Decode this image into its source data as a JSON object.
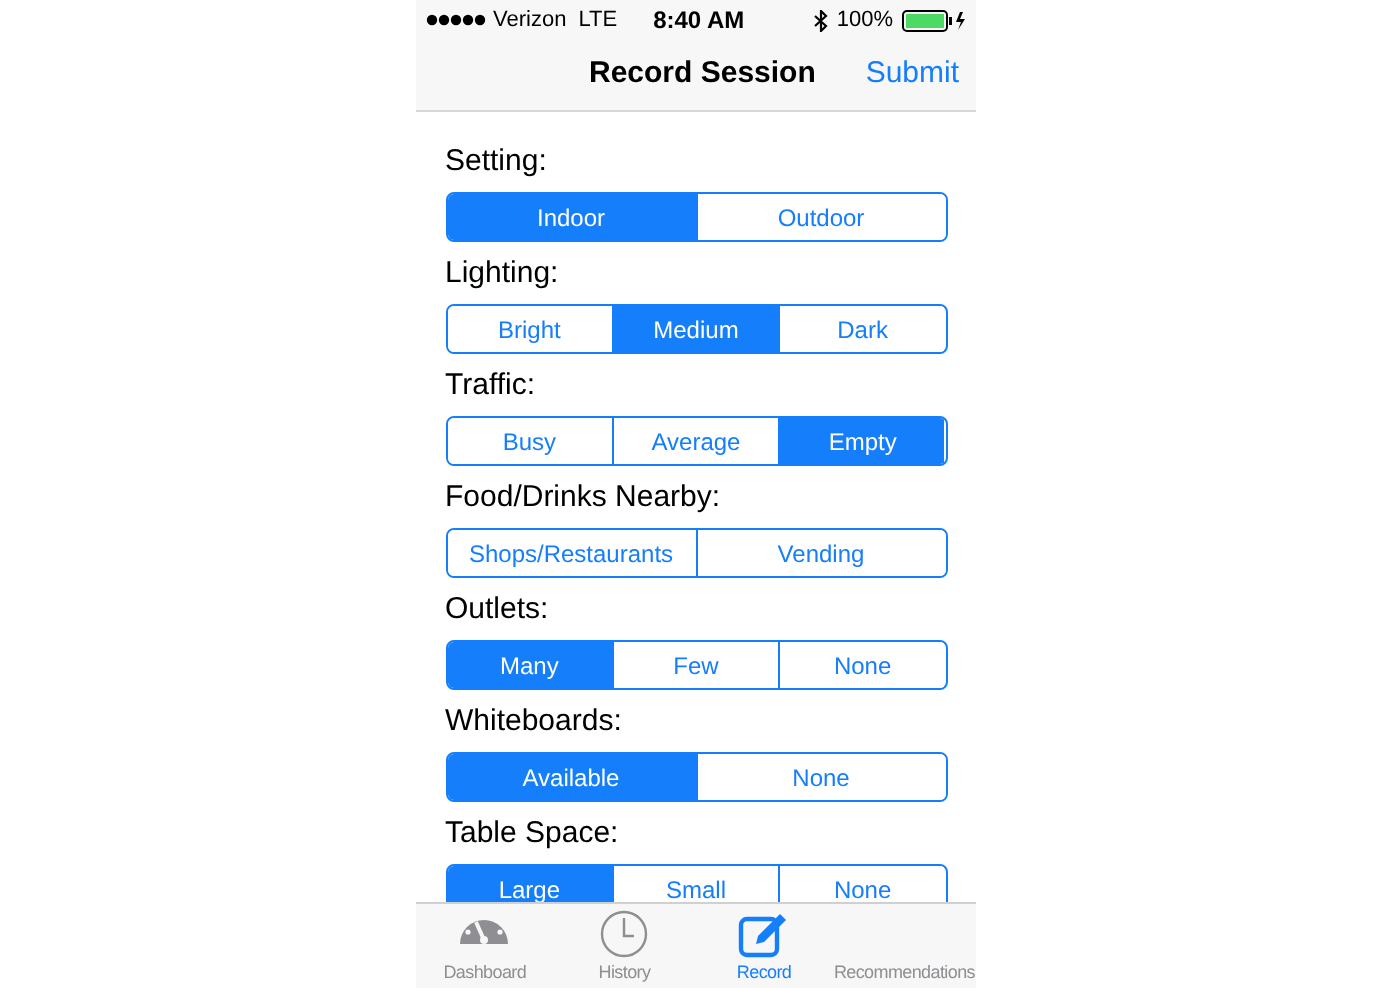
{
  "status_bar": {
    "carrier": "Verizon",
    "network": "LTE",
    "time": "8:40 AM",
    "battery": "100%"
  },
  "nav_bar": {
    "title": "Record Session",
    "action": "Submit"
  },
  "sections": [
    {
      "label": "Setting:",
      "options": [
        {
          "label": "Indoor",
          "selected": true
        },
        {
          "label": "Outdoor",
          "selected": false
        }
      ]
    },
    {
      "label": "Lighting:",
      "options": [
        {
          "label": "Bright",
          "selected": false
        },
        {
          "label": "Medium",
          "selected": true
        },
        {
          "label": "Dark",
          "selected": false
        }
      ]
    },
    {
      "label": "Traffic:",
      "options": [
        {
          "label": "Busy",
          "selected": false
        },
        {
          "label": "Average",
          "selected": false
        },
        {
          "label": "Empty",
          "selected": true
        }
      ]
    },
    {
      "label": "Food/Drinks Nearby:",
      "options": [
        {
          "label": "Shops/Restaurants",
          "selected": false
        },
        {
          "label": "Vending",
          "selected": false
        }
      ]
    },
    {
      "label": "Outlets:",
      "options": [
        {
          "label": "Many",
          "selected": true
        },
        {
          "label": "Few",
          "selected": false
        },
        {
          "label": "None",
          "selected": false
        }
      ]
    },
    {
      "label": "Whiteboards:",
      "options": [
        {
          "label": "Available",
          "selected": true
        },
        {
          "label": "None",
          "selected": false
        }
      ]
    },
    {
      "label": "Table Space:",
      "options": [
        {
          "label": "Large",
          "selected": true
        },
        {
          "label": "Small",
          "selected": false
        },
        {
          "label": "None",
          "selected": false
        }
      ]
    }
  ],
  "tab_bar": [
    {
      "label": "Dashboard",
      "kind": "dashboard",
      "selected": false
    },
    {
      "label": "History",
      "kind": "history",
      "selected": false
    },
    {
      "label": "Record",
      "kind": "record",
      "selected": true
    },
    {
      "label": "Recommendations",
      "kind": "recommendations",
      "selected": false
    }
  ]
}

* _Set exercise_: Copy all lines above containing the string "kind".

* _Full response_:
      "kind": "dashboard",
      "kind": "history",
      "kind": "record",
      "kind": "recommendations",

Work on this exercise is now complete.